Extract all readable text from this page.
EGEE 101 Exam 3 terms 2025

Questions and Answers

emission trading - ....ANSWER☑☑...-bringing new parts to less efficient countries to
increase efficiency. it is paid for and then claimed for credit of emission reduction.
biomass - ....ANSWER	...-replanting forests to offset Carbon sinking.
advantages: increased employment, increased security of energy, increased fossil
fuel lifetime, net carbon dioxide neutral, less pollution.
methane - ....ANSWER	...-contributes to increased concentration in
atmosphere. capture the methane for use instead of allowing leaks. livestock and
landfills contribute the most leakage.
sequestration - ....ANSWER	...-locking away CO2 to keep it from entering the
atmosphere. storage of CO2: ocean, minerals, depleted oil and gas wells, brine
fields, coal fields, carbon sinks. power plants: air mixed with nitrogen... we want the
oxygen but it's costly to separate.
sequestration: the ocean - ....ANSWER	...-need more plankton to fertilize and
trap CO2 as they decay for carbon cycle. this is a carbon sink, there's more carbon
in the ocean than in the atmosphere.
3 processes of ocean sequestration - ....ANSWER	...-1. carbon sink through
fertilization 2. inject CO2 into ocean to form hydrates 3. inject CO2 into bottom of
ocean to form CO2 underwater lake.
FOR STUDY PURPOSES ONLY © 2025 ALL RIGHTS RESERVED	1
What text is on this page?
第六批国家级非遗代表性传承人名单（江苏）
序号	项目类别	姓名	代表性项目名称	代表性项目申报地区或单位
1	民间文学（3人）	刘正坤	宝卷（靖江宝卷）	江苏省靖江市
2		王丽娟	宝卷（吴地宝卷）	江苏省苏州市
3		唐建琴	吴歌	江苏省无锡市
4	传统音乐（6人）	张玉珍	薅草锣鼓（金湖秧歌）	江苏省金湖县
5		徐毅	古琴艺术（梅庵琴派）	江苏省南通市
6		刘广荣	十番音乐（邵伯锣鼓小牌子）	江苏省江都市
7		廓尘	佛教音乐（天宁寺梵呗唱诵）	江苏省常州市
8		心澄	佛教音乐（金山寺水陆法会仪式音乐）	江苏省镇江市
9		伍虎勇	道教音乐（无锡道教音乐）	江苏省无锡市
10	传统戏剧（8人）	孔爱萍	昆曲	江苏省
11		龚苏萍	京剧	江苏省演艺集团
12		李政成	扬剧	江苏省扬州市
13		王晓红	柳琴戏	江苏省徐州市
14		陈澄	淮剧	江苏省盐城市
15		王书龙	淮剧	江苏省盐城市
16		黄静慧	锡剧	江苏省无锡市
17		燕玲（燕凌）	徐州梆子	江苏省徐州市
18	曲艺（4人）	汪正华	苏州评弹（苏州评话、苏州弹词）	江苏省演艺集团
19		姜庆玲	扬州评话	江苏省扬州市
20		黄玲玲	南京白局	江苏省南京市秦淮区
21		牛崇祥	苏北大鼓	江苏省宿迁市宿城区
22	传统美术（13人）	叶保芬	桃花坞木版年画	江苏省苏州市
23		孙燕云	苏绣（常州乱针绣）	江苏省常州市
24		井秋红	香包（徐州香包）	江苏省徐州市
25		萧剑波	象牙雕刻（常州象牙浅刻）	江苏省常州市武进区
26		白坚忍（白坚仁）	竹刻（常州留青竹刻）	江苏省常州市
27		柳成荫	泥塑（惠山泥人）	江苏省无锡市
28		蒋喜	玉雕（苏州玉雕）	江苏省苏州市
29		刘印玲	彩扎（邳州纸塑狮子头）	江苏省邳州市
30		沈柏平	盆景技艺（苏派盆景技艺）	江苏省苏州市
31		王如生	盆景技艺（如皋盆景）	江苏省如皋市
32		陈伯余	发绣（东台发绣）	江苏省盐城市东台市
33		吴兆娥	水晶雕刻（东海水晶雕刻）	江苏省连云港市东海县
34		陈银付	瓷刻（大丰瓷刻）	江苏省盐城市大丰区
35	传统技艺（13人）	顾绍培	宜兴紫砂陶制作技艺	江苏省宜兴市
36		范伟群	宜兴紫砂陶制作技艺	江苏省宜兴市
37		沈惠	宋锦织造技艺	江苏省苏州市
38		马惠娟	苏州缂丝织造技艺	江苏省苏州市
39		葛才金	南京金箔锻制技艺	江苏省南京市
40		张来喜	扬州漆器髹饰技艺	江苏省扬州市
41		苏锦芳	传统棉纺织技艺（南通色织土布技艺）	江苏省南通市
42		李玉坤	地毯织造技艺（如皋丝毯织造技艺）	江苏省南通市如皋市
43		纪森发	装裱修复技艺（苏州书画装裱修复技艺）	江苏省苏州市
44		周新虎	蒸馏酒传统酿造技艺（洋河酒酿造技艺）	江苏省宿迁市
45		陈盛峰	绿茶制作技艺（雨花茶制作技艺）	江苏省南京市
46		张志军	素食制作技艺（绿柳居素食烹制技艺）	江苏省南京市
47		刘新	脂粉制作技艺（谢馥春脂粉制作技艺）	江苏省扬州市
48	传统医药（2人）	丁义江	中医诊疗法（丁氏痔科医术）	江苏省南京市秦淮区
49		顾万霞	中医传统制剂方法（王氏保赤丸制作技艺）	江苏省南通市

== Problem statement ==
Find the word "atmosphere" in the material, then list each line that holds it.

== Task answer ==
atmosphere. capture the methane for use instead of allowing leaks. livestock and
atmosphere. storage of CO2: ocean, minerals, depleted oil and gas wells, brine
in the ocean than in the atmosphere.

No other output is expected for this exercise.